Each line should be copied exactly.

Collected data entries
----------

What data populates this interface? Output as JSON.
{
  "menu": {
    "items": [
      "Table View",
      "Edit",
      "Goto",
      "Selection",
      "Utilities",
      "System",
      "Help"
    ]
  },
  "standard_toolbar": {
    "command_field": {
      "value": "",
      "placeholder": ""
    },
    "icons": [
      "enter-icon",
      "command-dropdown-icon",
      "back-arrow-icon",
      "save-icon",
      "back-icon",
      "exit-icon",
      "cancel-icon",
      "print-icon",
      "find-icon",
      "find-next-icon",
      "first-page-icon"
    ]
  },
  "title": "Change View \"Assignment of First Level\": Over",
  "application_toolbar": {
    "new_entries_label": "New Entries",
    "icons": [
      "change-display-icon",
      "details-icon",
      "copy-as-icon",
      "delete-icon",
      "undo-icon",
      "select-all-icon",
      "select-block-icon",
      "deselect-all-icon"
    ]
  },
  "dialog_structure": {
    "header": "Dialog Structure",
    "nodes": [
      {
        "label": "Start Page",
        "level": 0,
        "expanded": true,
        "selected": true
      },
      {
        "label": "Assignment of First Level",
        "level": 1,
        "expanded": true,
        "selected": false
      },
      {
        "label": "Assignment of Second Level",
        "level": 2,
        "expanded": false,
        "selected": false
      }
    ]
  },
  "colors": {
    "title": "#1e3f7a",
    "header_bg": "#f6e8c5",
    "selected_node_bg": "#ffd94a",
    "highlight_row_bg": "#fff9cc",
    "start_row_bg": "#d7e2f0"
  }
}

----------

◆ Solved problem
What data populates this interface? Output as JSON.
{
  "menu": {
    "items": [
      "Table View",
      "Edit",
      "Goto",
      "Selection",
      "Utilities",
      "System",
      "Help"
    ]
  },
  "standard_toolbar": {
    "command_field": {
      "value": "",
      "placeholder": ""
    },
    "icons": [
      "enter-icon",
      "command-dropdown-icon",
      "back-arrow-icon",
      "save-icon",
      "back-icon",
      "exit-icon",
      "cancel-icon",
      "print-icon",
      "find-icon",
      "find-next-icon",
      "first-page-icon"
    ]
  },
  "title": "Change View \"Assignment of First Level\": Over",
  "application_toolbar": {
    "new_entries_label": "New Entries",
    "icons": [
      "change-display-icon",
      "details-icon",
      "copy-as-icon",
      "delete-icon",
      "undo-icon",
      "select-all-icon",
      "select-block-icon",
      "deselect-all-icon"
    ]
  },
  "dialog_structure": {
    "header": "Dialog Structure",
    "nodes": [
      {
        "label": "Start Page",
        "level": 0,
        "expanded": true,
        "selected": true
      },
      {
        "label": "Assignment of First Level",
        "level": 1,
        "expanded": true,
        "selected": false
      },
      {
        "label": "Assignment of Second Level",
        "level": 2,
        "expanded": false,
        "selected": false
      }
    ]
  },
  "colors": {
    "title": "#1e3f7a",
    "header_bg": "#f6e8c5",
    "selected_node_bg": "#ffd94a",
    "highlight_row_bg": "#fff9cc",
    "start_row_bg": "#d7e2f0"
  }
}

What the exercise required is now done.